-- Available records start --

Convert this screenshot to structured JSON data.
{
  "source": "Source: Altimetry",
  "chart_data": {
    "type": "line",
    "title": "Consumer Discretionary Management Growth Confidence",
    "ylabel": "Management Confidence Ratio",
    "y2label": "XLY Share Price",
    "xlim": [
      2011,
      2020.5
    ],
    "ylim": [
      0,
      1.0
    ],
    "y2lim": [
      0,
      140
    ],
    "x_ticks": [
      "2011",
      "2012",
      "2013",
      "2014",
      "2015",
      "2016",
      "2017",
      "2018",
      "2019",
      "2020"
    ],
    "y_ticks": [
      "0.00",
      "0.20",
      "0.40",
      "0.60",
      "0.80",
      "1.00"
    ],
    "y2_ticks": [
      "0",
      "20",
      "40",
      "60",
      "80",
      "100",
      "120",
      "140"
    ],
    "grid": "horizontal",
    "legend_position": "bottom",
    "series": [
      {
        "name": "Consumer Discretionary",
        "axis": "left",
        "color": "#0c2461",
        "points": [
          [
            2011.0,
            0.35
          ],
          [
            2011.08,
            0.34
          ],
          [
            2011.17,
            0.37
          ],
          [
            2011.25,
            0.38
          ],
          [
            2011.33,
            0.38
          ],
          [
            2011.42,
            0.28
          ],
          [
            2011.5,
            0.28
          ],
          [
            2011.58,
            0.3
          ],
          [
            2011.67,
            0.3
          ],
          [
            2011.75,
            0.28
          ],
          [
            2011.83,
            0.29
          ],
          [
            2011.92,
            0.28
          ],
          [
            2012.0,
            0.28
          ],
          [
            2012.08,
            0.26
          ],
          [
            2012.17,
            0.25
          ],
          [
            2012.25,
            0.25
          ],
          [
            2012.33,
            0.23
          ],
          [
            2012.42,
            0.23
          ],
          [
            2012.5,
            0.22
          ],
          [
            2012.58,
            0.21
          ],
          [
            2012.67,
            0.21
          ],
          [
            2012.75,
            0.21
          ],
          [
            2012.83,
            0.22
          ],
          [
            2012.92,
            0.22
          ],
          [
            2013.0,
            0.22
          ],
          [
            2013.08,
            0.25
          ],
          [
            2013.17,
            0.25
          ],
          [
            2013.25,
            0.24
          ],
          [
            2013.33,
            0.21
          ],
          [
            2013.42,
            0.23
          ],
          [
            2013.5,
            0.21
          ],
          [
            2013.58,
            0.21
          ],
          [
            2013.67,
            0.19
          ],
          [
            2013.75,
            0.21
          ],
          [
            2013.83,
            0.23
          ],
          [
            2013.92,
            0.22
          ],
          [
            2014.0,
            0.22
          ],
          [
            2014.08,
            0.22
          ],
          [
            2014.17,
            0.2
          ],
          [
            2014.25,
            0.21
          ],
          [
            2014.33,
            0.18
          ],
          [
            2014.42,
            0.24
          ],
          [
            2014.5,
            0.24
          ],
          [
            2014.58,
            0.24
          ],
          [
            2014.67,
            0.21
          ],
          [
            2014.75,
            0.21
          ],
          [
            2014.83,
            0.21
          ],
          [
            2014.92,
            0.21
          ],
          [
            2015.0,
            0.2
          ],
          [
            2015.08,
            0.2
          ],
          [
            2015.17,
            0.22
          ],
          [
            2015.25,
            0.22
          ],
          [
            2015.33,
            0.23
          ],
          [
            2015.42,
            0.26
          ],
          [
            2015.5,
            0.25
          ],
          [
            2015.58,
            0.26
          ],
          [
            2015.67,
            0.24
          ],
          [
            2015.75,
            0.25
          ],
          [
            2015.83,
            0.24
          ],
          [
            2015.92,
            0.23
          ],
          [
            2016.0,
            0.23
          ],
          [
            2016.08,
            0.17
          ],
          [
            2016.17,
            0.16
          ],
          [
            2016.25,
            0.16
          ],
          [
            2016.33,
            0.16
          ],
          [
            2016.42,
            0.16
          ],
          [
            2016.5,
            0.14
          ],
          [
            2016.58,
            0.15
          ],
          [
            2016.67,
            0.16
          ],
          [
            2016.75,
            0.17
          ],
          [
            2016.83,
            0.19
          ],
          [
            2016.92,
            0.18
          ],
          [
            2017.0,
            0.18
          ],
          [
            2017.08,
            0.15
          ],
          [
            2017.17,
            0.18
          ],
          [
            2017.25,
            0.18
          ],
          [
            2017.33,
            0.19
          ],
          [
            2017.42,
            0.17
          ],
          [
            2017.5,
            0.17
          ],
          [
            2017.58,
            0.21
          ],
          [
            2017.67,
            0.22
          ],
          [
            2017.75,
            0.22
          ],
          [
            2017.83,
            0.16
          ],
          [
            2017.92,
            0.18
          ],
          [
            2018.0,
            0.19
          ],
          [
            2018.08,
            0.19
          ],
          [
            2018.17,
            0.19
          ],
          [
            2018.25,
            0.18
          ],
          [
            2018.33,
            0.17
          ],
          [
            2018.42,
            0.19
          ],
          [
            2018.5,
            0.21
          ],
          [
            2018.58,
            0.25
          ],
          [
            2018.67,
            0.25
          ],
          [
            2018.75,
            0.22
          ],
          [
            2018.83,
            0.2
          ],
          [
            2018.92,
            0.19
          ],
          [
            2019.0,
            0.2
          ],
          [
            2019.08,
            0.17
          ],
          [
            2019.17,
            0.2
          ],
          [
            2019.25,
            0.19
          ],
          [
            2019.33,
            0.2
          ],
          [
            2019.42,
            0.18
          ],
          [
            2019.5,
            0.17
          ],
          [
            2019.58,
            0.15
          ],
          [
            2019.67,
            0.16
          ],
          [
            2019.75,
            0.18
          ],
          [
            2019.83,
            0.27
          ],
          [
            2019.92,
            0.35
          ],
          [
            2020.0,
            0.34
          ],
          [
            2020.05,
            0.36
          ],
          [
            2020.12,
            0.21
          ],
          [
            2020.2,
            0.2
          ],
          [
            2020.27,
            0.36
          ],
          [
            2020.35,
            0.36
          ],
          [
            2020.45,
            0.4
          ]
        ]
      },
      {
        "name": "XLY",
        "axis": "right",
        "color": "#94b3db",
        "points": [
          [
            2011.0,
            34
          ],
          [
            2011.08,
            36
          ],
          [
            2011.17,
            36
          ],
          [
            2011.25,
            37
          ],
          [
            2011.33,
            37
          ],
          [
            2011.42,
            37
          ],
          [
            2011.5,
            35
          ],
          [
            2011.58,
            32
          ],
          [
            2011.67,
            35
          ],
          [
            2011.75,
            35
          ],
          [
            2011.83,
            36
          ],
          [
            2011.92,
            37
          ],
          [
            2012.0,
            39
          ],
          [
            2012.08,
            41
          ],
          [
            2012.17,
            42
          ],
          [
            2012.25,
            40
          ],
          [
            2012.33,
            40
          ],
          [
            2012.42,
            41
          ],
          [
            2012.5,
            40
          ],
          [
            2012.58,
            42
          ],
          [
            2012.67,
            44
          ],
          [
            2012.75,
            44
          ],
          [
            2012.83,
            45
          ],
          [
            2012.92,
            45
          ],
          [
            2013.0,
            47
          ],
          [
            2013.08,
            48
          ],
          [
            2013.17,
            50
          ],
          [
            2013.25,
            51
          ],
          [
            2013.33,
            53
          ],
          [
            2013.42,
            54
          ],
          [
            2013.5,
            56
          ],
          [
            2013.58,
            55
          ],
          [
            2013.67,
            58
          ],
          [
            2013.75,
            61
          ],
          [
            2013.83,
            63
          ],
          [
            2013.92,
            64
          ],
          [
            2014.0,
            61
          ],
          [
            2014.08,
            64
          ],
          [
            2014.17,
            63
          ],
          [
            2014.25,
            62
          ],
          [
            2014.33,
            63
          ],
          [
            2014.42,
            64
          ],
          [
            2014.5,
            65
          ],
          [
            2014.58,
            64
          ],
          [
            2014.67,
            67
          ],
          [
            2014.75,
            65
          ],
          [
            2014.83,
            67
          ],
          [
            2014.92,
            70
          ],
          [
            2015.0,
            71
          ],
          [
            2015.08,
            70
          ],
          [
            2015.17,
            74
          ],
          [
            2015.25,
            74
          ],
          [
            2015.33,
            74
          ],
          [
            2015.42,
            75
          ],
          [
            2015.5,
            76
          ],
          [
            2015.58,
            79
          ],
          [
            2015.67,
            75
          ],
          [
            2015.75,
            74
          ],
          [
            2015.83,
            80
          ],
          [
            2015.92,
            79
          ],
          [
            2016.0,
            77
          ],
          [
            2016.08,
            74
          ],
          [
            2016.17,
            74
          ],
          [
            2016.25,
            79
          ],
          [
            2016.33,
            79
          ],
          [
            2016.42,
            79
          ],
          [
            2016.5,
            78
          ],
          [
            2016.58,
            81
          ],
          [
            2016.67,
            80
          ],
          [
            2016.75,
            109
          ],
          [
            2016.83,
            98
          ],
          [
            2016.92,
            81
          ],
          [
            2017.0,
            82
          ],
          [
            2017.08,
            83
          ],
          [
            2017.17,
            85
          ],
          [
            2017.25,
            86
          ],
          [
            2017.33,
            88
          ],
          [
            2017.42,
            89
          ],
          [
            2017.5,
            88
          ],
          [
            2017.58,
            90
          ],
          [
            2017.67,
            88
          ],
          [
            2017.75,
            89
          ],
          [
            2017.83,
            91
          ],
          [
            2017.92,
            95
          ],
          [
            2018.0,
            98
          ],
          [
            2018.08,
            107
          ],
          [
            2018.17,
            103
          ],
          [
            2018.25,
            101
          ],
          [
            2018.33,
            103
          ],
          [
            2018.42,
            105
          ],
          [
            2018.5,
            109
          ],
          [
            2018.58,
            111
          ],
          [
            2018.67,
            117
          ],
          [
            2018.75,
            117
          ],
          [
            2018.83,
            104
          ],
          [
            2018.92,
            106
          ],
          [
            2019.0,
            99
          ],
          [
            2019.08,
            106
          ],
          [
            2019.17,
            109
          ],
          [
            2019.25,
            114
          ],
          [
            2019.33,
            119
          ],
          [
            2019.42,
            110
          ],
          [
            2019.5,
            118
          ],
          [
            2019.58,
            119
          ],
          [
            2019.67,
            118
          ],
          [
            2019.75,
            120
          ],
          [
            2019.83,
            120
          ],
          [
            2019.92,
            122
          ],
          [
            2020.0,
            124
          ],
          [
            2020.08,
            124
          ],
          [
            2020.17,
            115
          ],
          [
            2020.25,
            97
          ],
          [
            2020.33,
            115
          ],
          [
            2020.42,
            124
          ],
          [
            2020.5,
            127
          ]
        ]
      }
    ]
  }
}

-- Available records end --

#### [Exercise goal]
How many lines in the records above contain the word "name"? Give only the number.

#### [Written answer]
2